Stored entries
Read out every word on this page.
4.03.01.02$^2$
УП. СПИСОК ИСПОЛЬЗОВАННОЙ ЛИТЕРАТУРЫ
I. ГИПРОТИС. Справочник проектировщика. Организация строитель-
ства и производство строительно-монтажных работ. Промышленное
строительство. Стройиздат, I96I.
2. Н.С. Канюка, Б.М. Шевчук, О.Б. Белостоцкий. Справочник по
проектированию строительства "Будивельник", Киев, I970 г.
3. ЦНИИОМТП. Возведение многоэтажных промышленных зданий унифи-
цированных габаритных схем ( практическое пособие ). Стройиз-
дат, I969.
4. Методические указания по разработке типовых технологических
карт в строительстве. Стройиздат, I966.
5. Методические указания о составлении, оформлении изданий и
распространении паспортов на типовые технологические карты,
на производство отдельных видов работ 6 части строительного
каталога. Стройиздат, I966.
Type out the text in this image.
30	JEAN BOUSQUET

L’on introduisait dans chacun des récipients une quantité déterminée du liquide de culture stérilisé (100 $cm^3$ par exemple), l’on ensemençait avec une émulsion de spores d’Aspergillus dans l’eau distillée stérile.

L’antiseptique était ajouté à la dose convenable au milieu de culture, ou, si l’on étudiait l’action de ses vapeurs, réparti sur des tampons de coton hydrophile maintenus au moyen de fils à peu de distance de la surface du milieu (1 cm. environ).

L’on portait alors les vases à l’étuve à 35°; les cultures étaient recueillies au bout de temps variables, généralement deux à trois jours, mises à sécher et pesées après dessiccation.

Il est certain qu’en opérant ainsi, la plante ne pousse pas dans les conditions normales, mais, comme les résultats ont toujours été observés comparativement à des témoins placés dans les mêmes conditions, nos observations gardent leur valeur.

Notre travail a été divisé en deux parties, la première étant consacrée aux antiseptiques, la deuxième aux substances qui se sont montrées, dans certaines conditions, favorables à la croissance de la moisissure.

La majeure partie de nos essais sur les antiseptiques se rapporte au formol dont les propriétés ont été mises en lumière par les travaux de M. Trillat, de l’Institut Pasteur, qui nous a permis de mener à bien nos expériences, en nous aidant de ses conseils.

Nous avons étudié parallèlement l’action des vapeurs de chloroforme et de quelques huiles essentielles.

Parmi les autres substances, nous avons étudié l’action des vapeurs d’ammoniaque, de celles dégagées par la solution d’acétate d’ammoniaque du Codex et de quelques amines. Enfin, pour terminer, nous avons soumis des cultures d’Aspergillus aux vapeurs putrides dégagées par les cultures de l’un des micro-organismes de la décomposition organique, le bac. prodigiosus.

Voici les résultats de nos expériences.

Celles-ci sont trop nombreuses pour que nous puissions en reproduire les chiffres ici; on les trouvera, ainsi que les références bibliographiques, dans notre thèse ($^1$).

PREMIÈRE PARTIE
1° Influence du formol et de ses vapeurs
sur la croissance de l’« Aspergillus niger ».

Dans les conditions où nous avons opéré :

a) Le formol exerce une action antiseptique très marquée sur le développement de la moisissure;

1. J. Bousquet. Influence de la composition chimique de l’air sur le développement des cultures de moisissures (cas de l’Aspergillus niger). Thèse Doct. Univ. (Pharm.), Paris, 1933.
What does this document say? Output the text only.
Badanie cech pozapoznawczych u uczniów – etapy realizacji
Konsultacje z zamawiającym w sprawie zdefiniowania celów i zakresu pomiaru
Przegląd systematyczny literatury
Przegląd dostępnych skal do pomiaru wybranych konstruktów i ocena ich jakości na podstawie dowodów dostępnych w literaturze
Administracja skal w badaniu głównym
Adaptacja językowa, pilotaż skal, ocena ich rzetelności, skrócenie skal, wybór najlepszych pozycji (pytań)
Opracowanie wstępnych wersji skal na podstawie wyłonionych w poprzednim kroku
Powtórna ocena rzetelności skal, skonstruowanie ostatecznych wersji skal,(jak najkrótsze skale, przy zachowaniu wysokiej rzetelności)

TASK REQUIREMENTS: Reproduce all of the data exactly as given.

TASK OUTPUT:
Read out every word on this page.
4.03.01.02$^2$
УП. СПИСОК ИСПОЛЬЗОВАННОЙ ЛИТЕРАТУРЫ
I. ГИПРОТИС. Справочник проектировщика. Организация строитель-
ства и производство строительно-монтажных работ. Промышленное
строительство. Стройиздат, I96I.
2. Н.С. Канюка, Б.М. Шевчук, О.Б. Белостоцкий. Справочник по
проектированию строительства "Будивельник", Киев, I970 г.
3. ЦНИИОМТП. Возведение многоэтажных промышленных зданий унифи-
цированных габаритных схем ( практическое пособие ). Стройиз-
дат, I969.
4. Методические указания по разработке типовых технологических
карт в строительстве. Стройиздат, I966.
5. Методические указания о составлении, оформлении изданий и
распространении паспортов на типовые технологические карты,
на производство отдельных видов работ 6 части строительного
каталога. Стройиздат, I966.
Type out the text in this image.
30	JEAN BOUSQUET

L’on introduisait dans chacun des récipients une quantité déterminée du liquide de culture stérilisé (100 $cm^3$ par exemple), l’on ensemençait avec une émulsion de spores d’Aspergillus dans l’eau distillée stérile.

L’antiseptique était ajouté à la dose convenable au milieu de culture, ou, si l’on étudiait l’action de ses vapeurs, réparti sur des tampons de coton hydrophile maintenus au moyen de fils à peu de distance de la surface du milieu (1 cm. environ).

L’on portait alors les vases à l’étuve à 35°; les cultures étaient recueillies au bout de temps variables, généralement deux à trois jours, mises à sécher et pesées après dessiccation.

Il est certain qu’en opérant ainsi, la plante ne pousse pas dans les conditions normales, mais, comme les résultats ont toujours été observés comparativement à des témoins placés dans les mêmes conditions, nos observations gardent leur valeur.

Notre travail a été divisé en deux parties, la première étant consacrée aux antiseptiques, la deuxième aux substances qui se sont montrées, dans certaines conditions, favorables à la croissance de la moisissure.

La majeure partie de nos essais sur les antiseptiques se rapporte au formol dont les propriétés ont été mises en lumière par les travaux de M. Trillat, de l’Institut Pasteur, qui nous a permis de mener à bien nos expériences, en nous aidant de ses conseils.

Nous avons étudié parallèlement l’action des vapeurs de chloroforme et de quelques huiles essentielles.

Parmi les autres substances, nous avons étudié l’action des vapeurs d’ammoniaque, de celles dégagées par la solution d’acétate d’ammoniaque du Codex et de quelques amines. Enfin, pour terminer, nous avons soumis des cultures d’Aspergillus aux vapeurs putrides dégagées par les cultures de l’un des micro-organismes de la décomposition organique, le bac. prodigiosus.

Voici les résultats de nos expériences.

Celles-ci sont trop nombreuses pour que nous puissions en reproduire les chiffres ici; on les trouvera, ainsi que les références bibliographiques, dans notre thèse ($^1$).

PREMIÈRE PARTIE
1° Influence du formol et de ses vapeurs
sur la croissance de l’« Aspergillus niger ».

Dans les conditions où nous avons opéré :

a) Le formol exerce une action antiseptique très marquée sur le développement de la moisissure;

1. J. Bousquet. Influence de la composition chimique de l’air sur le développement des cultures de moisissures (cas de l’Aspergillus niger). Thèse Doct. Univ. (Pharm.), Paris, 1933.
What does this document say? Output the text only.
Badanie cech pozapoznawczych u uczniów – etapy realizacji
Konsultacje z zamawiającym w sprawie zdefiniowania celów i zakresu pomiaru
Przegląd systematyczny literatury
Przegląd dostępnych skal do pomiaru wybranych konstruktów i ocena ich jakości na podstawie dowodów dostępnych w literaturze
Administracja skal w badaniu głównym
Adaptacja językowa, pilotaż skal, ocena ich rzetelności, skrócenie skal, wybór najlepszych pozycji (pytań)
Opracowanie wstępnych wersji skal na podstawie wyłonionych w poprzednim kroku
Powtórna ocena rzetelności skal, skonstruowanie ostatecznych wersji skal,(jak najkrótsze skale, przy zachowaniu wysokiej rzetelności)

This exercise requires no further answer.